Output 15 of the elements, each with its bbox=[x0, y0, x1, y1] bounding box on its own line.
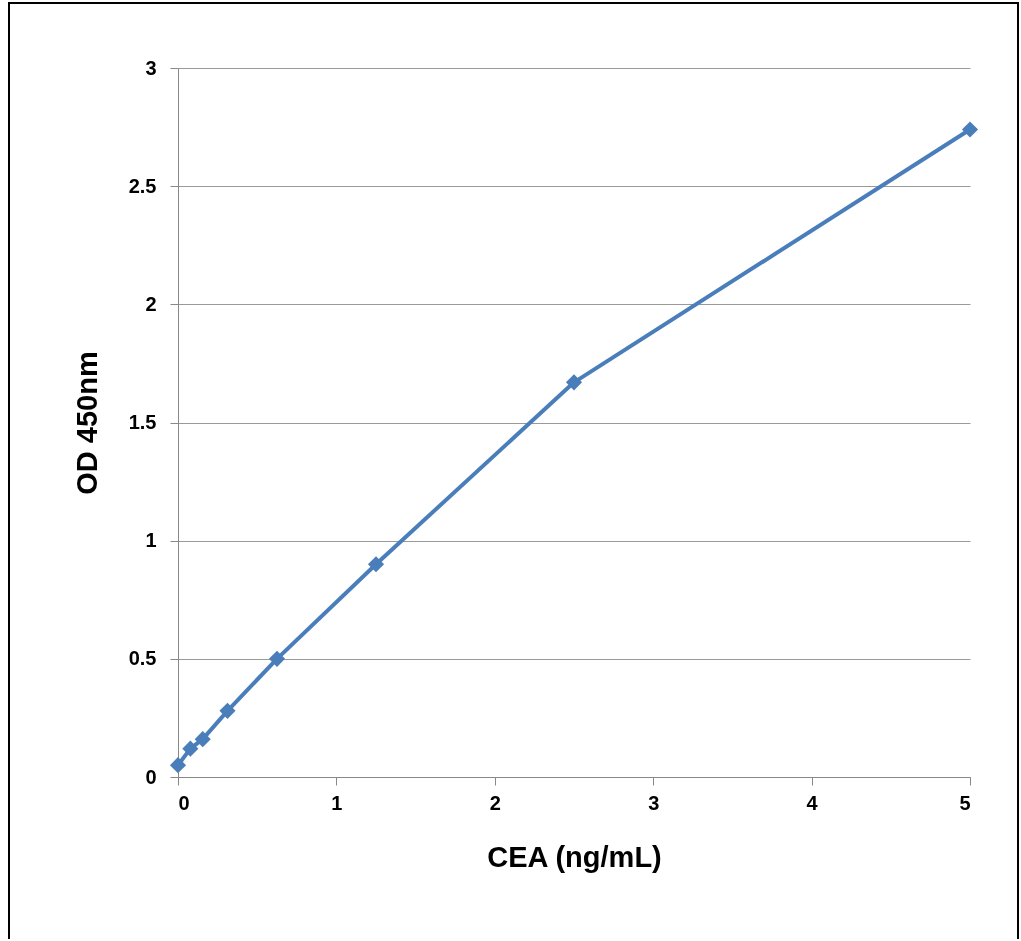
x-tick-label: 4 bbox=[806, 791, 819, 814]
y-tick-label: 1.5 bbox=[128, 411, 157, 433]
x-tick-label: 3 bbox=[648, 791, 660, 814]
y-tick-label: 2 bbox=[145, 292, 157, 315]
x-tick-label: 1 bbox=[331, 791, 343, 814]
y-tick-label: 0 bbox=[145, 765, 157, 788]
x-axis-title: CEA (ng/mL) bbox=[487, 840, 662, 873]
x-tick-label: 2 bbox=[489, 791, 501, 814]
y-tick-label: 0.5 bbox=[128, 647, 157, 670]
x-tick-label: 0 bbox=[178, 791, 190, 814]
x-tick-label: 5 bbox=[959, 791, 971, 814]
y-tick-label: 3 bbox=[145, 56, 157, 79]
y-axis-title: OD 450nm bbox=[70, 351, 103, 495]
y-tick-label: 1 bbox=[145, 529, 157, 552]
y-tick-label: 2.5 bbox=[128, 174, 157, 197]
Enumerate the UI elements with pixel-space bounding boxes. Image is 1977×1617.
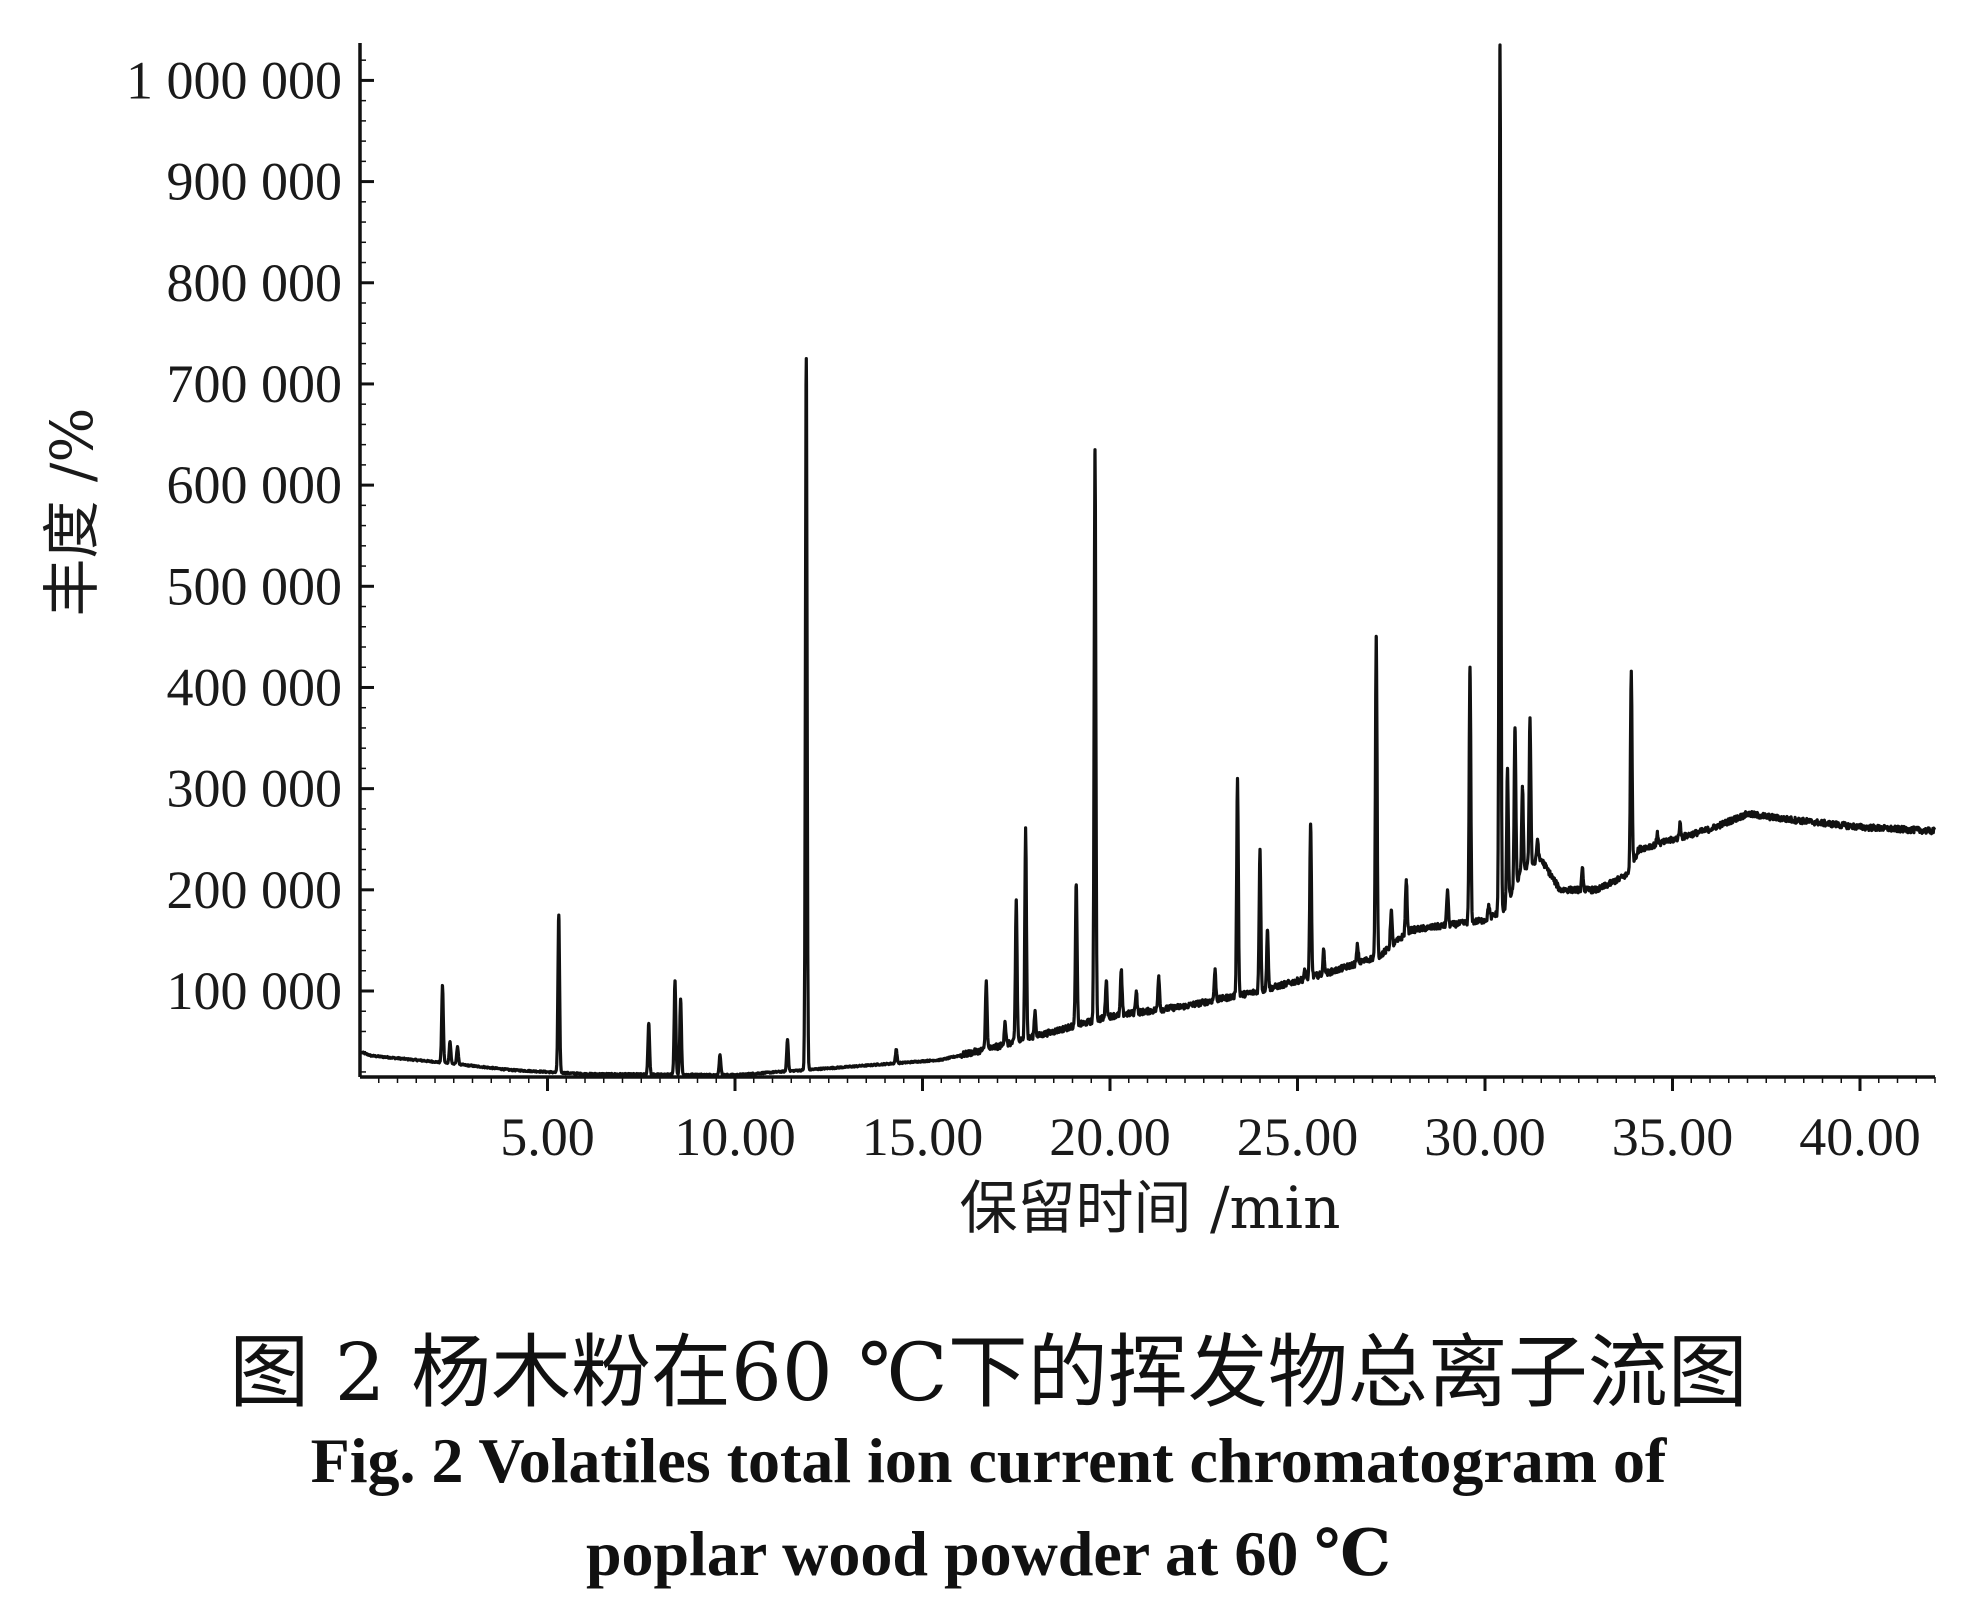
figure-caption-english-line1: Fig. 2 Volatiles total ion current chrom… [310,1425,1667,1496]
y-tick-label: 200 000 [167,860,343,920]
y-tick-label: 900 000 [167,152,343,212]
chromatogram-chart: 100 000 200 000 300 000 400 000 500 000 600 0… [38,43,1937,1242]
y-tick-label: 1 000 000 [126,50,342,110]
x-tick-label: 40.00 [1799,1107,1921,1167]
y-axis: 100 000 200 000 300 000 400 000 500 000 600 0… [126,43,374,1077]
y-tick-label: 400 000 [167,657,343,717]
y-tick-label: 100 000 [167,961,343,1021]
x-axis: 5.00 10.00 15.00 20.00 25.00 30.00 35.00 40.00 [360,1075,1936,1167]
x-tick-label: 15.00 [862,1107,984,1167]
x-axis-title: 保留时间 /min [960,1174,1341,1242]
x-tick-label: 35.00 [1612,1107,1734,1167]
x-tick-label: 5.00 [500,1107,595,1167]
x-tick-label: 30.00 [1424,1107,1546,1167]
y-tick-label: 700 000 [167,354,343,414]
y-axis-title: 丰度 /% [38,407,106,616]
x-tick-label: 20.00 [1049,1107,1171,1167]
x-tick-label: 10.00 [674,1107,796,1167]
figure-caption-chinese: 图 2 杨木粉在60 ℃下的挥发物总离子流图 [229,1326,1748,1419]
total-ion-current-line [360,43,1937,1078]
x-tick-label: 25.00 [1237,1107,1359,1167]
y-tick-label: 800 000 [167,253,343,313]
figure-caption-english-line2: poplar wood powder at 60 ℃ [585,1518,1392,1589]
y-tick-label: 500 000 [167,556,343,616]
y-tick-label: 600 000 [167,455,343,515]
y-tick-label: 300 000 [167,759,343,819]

******

> TO DO
Convert the lines of all the items above into a Markdown table with the columns No. and Entry. Number each row, skip blank lines, and leave the pictures out.

> EXPECTED OUTPUT
| No. | Entry |
|---|---|
| 1 | Output 15 of the elements, each with its bbox=[x0, y0, x1, y1] bounding box on its own line. |
| 2 | x-tick-label: 4 bbox=[806, 791, 819, 814] |
| 3 | y-tick-label: 1.5 bbox=[128, 411, 157, 433] |
| 4 | x-tick-label: 3 bbox=[648, 791, 660, 814] |
| 5 | y-tick-label: 2 bbox=[145, 292, 157, 315] |
| 6 | x-tick-label: 1 bbox=[331, 791, 343, 814] |
| 7 | y-tick-label: 0 bbox=[145, 765, 157, 788] |
| 8 | x-axis-title: CEA (ng/mL) bbox=[487, 840, 662, 873] |
| 9 | x-tick-label: 2 bbox=[489, 791, 501, 814] |
| 10 | y-tick-label: 0.5 bbox=[128, 647, 157, 670] |
| 11 | x-tick-label: 0 bbox=[178, 791, 190, 814] |
| 12 | x-tick-label: 5 bbox=[959, 791, 971, 814] |
| 13 | y-tick-label: 3 bbox=[145, 56, 157, 79] |
| 14 | y-axis-title: OD 450nm bbox=[70, 351, 103, 495] |
| 15 | y-tick-label: 1 bbox=[145, 529, 157, 552] |
| 16 | y-tick-label: 2.5 bbox=[128, 174, 157, 197] |
| 17 | Enumerate the UI elements with pixel-space bounding boxes. Image is 1977×1617. |
| 18 | figure-caption-english-line1: Fig. 2 Volatiles total ion current chrom… [310,1425,1667,1496] |
| 19 | y-tick-label: 200 000 [167,860,343,920] |
| 20 | y-tick-label: 900 000 [167,152,343,212] |
| 21 | chromatogram-chart: 100 000 200 000 300 000 400 000 500 000 600 0… [38,43,1937,1242] |
| 22 | y-tick-label: 1 000 000 [126,50,342,110] |
| 23 | x-tick-label: 40.00 [1799,1107,1921,1167] |
| 24 | y-axis: 100 000 200 000 300 000 400 000 500 000 600 0… [126,43,374,1077] |
| 25 | y-tick-label: 400 000 [167,657,343,717] |
| 26 | y-tick-label: 100 000 [167,961,343,1021] |
| 27 | x-axis: 5.00 10.00 15.00 20.00 25.00 30.00 35.00 40.00 [360,1075,1936,1167] |
| 28 | x-tick-label: 15.00 [862,1107,984,1167] |
| 29 | x-axis-title: 保留时间 /min [960,1174,1341,1242] |
| 30 | x-tick-label: 35.00 [1612,1107,1734,1167] |
| 31 | x-tick-label: 5.00 [500,1107,595,1167] |
| 32 | x-tick-label: 30.00 [1424,1107,1546,1167] |
| 33 | y-tick-label: 700 000 [167,354,343,414] |
| 34 | y-axis-title: 丰度 /% [38,407,106,616] |
| 35 | x-tick-label: 20.00 [1049,1107,1171,1167] |
| 36 | x-tick-label: 10.00 [674,1107,796,1167] |
| 37 | figure-caption-chinese: 图 2 杨木粉在60 ℃下的挥发物总离子流图 [229,1326,1748,1419] |
| 38 | total-ion-current-line [360,43,1937,1078] |
| 39 | x-tick-label: 25.00 [1237,1107,1359,1167] |
| 40 | y-tick-label: 800 000 [167,253,343,313] |
| 41 | figure-caption-english-line2: poplar wood powder at 60 ℃ [585,1518,1392,1589] |
| 42 | y-tick-label: 500 000 [167,556,343,616] |
| 43 | y-tick-label: 600 000 [167,455,343,515] |
| 44 | y-tick-label: 300 000 [167,759,343,819] |